Exercise instructions:
1 - In the Pointer Networks page, shorten the paragraph that begins "Pointer Networks solve a fundamental limitation" while keeping its main facts.
2 - According to the Pointer Networks page, what determines the number of triangles in Delaunay triangulation?

Pointer Networks

Pointer Networks solve a fundamental limitation of sequence-to-sequence models: they can only output from a fixed vocabulary. Pointer Networks instead output pointers to input positions, enabling tasks where output size depends on input.

The Problem

Standard seq2seq models produce outputs from a fixed dictionary:

P(y_i | y_1, ..., y_{i-1}, x) = \text{softmax}(W \cdot h_i)

But what if the output should reference input positions? For convex hull, the output is indices into the input—vocabulary size equals input size.

The Pointer Mechanism

Instead of projecting to a fixed vocabulary, use attention over inputs as the output:

u_j^i = v^T \tanh(W_1 e_j + W_2 d_i)

P(y_i | y_1, ..., y_{i-1}, x) = \text{softmax}(u^i)

The attention weights $\alpha_{ij}$ directly become the output probability over input positions.

Architecture

Encoder: Process input sequence $(x_1, ..., x_n)$ to get representations $(e_1, ..., e_n)$
Decoder: At each step, produce hidden state $d_i$
Pointer: Compute attention over encoder states, output highest-attention position

Interactive Demo

Watch a Pointer Network solve convex hull by pointing to input coordinates:

Pointer Networks

Pointer Output

→

Output is a sequence of pointers to input positions

Variable Output Size

Output length depends on input—impossible with fixed vocabulary

Attention as Output

Attention weights become the output distribution over inputs

Applications

Convex Hull

Given points, output the subset forming the convex hull. Output size varies with input geometry.

Delaunay Triangulation

Given points, output triangles. Number of triangles depends on point configuration.

Traveling Salesman Problem

Approximate TSP by learning to output city visitation order.

Sorting

Learn to sort sequences by outputting indices in sorted order.

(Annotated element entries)
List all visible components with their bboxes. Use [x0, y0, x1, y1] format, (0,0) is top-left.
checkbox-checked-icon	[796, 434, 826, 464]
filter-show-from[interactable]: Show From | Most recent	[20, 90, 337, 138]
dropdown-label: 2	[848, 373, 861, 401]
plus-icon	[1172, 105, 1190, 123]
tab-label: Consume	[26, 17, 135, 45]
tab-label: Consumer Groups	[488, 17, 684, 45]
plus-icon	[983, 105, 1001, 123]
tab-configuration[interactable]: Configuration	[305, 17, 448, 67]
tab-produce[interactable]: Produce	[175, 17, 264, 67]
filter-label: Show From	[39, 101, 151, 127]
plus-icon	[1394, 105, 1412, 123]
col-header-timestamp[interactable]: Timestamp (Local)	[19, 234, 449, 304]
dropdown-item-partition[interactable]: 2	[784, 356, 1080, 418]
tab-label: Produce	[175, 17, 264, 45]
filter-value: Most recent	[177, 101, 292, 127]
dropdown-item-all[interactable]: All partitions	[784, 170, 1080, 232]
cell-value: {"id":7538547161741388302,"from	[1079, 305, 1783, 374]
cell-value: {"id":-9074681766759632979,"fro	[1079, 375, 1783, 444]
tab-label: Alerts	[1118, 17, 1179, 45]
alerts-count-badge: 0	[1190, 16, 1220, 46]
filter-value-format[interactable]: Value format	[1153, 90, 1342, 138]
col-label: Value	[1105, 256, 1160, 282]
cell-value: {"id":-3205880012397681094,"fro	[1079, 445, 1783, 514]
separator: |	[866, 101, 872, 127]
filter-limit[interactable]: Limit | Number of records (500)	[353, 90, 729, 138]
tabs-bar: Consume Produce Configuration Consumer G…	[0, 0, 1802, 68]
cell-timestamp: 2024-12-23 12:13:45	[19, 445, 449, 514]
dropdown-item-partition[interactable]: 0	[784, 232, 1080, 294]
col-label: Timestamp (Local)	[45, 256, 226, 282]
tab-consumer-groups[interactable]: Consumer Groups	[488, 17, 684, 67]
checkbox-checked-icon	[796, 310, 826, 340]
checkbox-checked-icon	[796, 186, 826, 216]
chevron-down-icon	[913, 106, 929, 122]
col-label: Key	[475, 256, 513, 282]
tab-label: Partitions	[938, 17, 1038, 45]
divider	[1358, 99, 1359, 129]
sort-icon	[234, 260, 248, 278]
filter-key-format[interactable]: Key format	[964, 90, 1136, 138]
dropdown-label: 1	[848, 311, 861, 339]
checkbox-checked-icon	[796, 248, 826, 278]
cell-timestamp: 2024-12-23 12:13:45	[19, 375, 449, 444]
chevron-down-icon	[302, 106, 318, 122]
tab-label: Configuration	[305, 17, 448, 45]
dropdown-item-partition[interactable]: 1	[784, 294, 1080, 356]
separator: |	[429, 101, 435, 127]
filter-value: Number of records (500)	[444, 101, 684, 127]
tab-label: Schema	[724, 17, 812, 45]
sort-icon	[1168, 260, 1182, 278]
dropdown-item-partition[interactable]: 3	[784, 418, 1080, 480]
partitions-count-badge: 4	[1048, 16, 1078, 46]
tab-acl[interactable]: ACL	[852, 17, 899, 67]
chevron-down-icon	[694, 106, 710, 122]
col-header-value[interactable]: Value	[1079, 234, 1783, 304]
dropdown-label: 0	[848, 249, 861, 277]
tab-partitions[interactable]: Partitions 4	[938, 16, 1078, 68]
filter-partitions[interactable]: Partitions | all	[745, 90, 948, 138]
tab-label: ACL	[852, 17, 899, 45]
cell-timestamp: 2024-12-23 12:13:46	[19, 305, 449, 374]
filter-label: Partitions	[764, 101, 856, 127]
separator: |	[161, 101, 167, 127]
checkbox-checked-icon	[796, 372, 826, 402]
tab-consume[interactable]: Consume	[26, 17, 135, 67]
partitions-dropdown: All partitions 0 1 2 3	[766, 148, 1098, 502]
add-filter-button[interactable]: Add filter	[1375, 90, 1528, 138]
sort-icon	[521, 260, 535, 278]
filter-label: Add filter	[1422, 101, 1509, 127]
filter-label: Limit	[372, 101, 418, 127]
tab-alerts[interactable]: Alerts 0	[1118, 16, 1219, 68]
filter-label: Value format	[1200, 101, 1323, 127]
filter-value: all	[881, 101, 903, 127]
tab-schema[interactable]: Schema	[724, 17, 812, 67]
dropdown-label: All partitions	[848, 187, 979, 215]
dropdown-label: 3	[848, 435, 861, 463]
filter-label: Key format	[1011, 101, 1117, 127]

Solutions to the tasks:
1 - Sequence-to-sequence models can only output from a fixed vocabulary. Pointer Networks instead output pointers to input positions, which allows tasks where the output size depends on the input.

2 - The point configuration.